Pull each line containing "name" out of the data and copy it.
━━━━━ Exercise inputs
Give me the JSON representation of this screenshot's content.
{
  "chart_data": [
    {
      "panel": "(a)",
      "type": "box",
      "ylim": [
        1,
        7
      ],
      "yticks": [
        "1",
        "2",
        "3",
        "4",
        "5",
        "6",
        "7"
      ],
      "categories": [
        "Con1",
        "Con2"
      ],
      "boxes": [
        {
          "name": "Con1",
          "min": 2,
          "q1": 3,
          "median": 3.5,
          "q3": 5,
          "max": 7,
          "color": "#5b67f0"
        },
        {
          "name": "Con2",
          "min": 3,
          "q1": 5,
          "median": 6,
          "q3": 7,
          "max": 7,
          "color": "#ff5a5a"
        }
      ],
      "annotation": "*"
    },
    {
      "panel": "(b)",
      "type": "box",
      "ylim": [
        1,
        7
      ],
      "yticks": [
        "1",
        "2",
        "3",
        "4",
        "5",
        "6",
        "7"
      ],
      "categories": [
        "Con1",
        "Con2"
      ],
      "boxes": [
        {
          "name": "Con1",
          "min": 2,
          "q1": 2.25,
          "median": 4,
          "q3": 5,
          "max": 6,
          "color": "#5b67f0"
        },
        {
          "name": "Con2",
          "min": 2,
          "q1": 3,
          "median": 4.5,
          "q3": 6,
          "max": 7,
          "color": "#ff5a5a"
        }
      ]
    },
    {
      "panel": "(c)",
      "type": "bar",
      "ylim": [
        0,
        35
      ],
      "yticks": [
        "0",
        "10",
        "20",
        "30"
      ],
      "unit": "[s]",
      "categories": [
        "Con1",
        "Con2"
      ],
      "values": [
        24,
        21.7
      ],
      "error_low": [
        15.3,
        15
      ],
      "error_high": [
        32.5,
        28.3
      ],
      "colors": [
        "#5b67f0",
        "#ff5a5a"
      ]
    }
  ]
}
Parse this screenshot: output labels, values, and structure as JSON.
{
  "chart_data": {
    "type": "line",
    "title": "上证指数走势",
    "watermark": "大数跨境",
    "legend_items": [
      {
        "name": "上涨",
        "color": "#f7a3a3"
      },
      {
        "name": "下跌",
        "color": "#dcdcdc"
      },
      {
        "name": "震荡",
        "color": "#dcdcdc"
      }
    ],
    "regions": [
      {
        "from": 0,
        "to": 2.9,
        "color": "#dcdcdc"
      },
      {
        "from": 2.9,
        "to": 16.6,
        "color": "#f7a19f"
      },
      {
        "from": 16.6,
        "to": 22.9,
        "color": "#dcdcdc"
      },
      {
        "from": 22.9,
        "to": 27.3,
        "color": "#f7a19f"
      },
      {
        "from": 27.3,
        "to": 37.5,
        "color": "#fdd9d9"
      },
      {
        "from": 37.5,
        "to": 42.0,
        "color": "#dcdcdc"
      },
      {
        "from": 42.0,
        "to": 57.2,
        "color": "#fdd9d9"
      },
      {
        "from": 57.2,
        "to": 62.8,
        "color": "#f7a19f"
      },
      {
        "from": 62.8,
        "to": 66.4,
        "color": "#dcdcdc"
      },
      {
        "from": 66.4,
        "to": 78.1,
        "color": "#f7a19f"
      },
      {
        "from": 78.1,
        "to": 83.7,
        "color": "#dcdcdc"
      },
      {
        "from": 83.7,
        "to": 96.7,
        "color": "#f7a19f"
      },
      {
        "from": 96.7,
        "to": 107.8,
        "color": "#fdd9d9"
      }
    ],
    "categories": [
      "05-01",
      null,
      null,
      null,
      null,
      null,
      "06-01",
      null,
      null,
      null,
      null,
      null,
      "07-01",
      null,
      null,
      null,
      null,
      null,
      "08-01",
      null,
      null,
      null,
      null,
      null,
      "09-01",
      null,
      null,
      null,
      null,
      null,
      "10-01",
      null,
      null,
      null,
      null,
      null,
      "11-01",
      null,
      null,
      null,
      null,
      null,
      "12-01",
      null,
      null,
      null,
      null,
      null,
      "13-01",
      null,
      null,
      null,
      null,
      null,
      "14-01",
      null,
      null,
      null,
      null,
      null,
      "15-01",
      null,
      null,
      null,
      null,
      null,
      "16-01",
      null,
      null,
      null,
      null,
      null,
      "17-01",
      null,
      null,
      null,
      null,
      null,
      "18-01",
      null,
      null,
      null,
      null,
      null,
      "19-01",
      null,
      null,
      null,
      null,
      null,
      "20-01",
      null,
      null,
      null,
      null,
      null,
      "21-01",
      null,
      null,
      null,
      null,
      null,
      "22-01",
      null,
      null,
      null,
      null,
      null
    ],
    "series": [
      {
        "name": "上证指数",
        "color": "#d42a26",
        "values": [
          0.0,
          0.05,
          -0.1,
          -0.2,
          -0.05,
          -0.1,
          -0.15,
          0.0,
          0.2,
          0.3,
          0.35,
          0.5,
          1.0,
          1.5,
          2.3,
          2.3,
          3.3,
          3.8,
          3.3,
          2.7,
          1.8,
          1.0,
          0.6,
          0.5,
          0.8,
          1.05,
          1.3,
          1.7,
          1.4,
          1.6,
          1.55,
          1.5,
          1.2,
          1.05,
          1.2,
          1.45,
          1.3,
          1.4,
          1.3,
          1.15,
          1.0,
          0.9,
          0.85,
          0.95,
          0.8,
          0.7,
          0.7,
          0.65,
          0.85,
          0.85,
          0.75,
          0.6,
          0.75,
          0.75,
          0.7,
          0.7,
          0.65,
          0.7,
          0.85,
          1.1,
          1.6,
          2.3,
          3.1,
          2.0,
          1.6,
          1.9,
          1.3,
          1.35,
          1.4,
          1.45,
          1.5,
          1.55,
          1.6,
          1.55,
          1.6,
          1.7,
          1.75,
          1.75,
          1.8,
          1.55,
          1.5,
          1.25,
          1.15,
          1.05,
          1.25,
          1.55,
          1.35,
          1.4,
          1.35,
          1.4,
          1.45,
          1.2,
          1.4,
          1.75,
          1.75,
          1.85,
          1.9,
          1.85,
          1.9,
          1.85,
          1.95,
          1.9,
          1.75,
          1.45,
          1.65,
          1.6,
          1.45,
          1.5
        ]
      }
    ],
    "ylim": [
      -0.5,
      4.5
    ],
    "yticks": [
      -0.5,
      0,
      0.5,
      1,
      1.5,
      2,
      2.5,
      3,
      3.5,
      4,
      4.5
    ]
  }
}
━━━━━━━━━━
Response to the exercise:
          "name": "Con1",
          "name": "Con2",
          "name": "Con1",
          "name": "Con2",
        "name": "上涨",
        "name": "下跌",
        "name": "震荡",
        "name": "上证指数",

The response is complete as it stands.